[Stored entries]

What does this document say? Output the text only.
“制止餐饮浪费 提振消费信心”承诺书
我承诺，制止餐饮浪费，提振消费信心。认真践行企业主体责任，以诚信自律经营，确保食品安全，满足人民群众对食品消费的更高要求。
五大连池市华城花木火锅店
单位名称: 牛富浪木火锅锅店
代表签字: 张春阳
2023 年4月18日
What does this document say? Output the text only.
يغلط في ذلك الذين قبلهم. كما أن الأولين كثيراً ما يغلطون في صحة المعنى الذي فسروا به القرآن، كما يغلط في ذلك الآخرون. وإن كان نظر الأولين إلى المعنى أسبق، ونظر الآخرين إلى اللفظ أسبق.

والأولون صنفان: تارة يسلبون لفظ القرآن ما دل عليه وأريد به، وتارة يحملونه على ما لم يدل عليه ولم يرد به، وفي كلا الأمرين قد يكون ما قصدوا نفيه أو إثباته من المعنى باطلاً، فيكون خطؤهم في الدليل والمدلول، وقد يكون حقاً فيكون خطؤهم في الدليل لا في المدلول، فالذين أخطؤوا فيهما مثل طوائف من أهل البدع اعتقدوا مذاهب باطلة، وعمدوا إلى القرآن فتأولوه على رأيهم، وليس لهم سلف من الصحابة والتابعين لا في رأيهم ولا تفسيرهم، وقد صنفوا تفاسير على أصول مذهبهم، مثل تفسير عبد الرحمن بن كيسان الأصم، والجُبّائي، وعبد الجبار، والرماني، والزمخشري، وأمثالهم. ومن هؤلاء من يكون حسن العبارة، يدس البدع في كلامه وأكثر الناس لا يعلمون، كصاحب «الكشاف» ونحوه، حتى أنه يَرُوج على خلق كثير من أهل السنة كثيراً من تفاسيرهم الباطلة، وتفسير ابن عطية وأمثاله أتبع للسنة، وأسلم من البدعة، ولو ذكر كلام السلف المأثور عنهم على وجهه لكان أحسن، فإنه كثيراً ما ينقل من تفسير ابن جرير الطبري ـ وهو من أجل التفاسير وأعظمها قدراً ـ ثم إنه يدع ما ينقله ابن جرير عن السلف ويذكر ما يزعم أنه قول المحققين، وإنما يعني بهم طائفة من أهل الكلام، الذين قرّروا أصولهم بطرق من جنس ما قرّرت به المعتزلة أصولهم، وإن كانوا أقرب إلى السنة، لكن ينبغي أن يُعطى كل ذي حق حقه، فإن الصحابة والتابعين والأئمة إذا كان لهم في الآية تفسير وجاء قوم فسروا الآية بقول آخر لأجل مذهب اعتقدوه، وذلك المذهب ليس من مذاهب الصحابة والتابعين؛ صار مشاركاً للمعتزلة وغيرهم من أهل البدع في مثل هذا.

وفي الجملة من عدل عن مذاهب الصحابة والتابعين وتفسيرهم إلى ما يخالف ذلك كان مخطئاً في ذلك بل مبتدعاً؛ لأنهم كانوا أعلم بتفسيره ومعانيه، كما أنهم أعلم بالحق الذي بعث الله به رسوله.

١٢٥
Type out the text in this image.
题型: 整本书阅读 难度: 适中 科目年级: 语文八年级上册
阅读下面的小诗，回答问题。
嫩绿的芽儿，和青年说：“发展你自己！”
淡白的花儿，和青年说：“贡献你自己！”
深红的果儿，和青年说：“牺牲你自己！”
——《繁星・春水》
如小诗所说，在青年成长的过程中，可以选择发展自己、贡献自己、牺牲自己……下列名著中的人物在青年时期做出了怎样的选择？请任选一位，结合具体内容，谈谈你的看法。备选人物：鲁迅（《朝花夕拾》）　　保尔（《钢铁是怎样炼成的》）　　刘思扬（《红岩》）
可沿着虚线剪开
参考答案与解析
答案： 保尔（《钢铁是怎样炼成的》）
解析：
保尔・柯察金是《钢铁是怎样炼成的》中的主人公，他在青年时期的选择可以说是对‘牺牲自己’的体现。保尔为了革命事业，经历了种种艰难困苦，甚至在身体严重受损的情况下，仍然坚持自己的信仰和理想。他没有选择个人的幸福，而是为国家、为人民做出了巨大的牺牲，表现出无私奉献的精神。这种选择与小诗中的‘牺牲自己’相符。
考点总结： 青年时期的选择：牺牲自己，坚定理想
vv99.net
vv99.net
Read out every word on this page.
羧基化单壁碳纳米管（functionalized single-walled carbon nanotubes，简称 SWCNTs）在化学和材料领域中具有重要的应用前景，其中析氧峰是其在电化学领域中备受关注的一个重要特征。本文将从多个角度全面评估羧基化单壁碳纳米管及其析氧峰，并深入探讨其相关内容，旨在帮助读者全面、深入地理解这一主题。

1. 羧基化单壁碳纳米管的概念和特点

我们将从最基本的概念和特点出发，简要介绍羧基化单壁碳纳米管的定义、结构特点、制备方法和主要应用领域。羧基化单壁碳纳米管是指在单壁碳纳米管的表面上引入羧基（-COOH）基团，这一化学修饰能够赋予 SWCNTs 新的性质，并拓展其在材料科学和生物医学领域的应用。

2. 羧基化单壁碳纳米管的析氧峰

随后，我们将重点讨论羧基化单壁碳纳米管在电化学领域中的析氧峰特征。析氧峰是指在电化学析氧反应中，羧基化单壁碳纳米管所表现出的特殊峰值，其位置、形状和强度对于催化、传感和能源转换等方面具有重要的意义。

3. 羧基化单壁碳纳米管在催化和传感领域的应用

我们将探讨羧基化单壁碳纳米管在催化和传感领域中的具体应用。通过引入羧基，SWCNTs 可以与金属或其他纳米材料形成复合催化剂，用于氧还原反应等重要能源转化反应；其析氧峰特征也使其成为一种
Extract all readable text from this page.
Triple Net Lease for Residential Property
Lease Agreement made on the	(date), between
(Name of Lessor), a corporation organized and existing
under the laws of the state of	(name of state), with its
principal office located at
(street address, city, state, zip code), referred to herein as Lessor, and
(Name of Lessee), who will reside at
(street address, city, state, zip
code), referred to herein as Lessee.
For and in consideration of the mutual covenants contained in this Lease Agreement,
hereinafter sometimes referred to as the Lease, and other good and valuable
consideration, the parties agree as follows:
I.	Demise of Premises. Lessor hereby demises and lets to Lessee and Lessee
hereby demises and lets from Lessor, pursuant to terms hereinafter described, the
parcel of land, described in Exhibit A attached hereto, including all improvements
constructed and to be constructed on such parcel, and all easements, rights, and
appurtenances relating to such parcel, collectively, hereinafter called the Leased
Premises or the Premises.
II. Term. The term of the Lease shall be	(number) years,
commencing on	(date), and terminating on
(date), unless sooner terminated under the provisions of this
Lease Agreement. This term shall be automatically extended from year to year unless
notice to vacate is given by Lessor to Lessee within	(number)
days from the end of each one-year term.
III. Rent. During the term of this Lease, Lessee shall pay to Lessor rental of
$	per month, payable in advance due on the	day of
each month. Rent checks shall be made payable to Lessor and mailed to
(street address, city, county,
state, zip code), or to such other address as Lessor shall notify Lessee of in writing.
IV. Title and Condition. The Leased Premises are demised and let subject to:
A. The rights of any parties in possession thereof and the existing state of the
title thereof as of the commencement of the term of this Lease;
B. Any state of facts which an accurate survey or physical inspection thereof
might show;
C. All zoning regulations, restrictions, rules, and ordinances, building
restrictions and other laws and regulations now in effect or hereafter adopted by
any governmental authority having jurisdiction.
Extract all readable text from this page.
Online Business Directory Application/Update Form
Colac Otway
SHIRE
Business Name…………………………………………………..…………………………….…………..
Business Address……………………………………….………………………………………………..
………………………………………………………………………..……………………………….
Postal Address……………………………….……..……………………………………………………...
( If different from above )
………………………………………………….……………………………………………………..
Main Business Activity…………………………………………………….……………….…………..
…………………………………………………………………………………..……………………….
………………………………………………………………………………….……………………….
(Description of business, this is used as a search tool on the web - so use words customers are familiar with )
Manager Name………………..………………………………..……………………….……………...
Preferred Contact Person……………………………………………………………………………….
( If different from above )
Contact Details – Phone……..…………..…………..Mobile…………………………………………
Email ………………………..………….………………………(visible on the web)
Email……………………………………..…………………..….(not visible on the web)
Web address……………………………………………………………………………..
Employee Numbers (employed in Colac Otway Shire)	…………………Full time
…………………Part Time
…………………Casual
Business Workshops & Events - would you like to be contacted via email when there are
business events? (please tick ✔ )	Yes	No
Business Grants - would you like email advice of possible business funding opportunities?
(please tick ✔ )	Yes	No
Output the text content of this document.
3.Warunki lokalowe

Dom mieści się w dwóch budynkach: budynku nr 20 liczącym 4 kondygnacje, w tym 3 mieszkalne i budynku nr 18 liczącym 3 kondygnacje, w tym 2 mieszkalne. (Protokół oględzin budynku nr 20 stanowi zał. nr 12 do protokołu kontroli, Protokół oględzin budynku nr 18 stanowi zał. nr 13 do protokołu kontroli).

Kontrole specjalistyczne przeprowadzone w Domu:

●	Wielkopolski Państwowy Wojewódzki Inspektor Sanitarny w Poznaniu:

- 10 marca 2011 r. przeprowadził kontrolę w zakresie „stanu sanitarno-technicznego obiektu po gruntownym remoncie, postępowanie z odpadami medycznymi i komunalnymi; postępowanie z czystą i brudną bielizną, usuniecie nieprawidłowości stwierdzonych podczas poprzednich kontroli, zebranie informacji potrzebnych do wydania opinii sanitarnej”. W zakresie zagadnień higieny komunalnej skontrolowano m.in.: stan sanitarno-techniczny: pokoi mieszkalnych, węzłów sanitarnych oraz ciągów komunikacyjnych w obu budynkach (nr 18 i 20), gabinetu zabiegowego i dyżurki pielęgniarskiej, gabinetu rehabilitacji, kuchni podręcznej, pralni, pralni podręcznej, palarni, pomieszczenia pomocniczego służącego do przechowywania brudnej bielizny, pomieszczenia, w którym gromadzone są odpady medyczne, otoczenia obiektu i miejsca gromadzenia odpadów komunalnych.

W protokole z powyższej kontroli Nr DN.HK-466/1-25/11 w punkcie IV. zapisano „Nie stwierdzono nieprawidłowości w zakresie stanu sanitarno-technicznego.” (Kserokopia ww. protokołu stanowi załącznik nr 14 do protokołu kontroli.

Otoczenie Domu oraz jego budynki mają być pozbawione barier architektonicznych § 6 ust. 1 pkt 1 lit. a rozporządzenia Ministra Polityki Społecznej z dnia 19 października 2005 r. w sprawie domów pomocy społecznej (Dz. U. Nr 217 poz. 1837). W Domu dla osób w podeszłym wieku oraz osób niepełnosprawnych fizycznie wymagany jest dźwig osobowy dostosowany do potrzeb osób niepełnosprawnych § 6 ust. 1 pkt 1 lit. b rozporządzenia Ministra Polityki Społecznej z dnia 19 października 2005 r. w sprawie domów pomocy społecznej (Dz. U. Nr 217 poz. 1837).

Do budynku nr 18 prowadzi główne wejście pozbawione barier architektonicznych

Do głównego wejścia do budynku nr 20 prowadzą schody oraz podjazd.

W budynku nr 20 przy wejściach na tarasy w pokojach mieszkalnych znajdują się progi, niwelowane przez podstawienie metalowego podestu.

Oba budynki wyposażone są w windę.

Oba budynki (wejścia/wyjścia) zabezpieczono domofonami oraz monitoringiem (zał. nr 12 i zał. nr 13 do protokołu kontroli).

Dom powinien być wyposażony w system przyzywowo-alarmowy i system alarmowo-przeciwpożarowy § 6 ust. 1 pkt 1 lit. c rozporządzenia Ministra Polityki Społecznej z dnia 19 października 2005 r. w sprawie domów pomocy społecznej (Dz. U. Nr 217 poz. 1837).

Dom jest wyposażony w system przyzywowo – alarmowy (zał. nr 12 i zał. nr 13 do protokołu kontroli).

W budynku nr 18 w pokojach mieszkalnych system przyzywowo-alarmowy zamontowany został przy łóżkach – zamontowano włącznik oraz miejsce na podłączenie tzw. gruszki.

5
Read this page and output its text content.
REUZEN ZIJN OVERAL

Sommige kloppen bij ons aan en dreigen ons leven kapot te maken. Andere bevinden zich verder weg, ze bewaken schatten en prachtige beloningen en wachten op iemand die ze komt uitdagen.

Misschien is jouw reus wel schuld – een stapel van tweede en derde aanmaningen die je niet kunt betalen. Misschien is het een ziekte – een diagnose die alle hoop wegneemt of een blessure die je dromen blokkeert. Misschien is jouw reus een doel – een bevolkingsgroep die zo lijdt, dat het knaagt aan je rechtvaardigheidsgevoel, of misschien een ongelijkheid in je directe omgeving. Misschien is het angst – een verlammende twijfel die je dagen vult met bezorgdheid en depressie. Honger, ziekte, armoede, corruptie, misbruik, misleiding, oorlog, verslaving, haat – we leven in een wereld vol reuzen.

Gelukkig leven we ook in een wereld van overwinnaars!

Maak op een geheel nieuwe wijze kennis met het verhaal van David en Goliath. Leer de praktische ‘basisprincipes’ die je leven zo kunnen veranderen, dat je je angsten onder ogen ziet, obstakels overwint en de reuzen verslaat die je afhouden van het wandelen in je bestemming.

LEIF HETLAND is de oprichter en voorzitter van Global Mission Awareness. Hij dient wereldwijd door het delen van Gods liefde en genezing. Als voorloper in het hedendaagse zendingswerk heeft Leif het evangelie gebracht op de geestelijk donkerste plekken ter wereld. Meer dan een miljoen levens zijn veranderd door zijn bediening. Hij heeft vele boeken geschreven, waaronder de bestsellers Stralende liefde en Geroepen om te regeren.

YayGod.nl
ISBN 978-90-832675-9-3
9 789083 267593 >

Task brief>
Identify each line in the entries with the word "budynki" and copy it.

Solution for this problem>
Otoczenie Domu oraz jego budynki mają być pozbawione barier architektonicznych § 6 ust. 1 pkt 1 lit. a rozporządzenia Ministra Polityki Społecznej z dnia 19 października 2005 r. w sprawie domów pomocy społecznej (Dz. U. Nr 217 poz. 1837). W Domu dla osób w podeszłym wieku oraz osób niepełnosprawnych fizycznie wymagany jest dźwig osobowy dostosowany do potrzeb osób niepełnosprawnych § 6 ust. 1 pkt 1 lit. b rozporządzenia Ministra Polityki Społecznej z dnia 19 października 2005 r. w sprawie domów pomocy społecznej (Dz. U. Nr 217 poz. 1837).
Oba budynki wyposażone są w windę.
Oba budynki (wejścia/wyjścia) zabezpieczono domofonami oraz monitoringiem (zał. nr 12 i zał. nr 13 do protokołu kontroli).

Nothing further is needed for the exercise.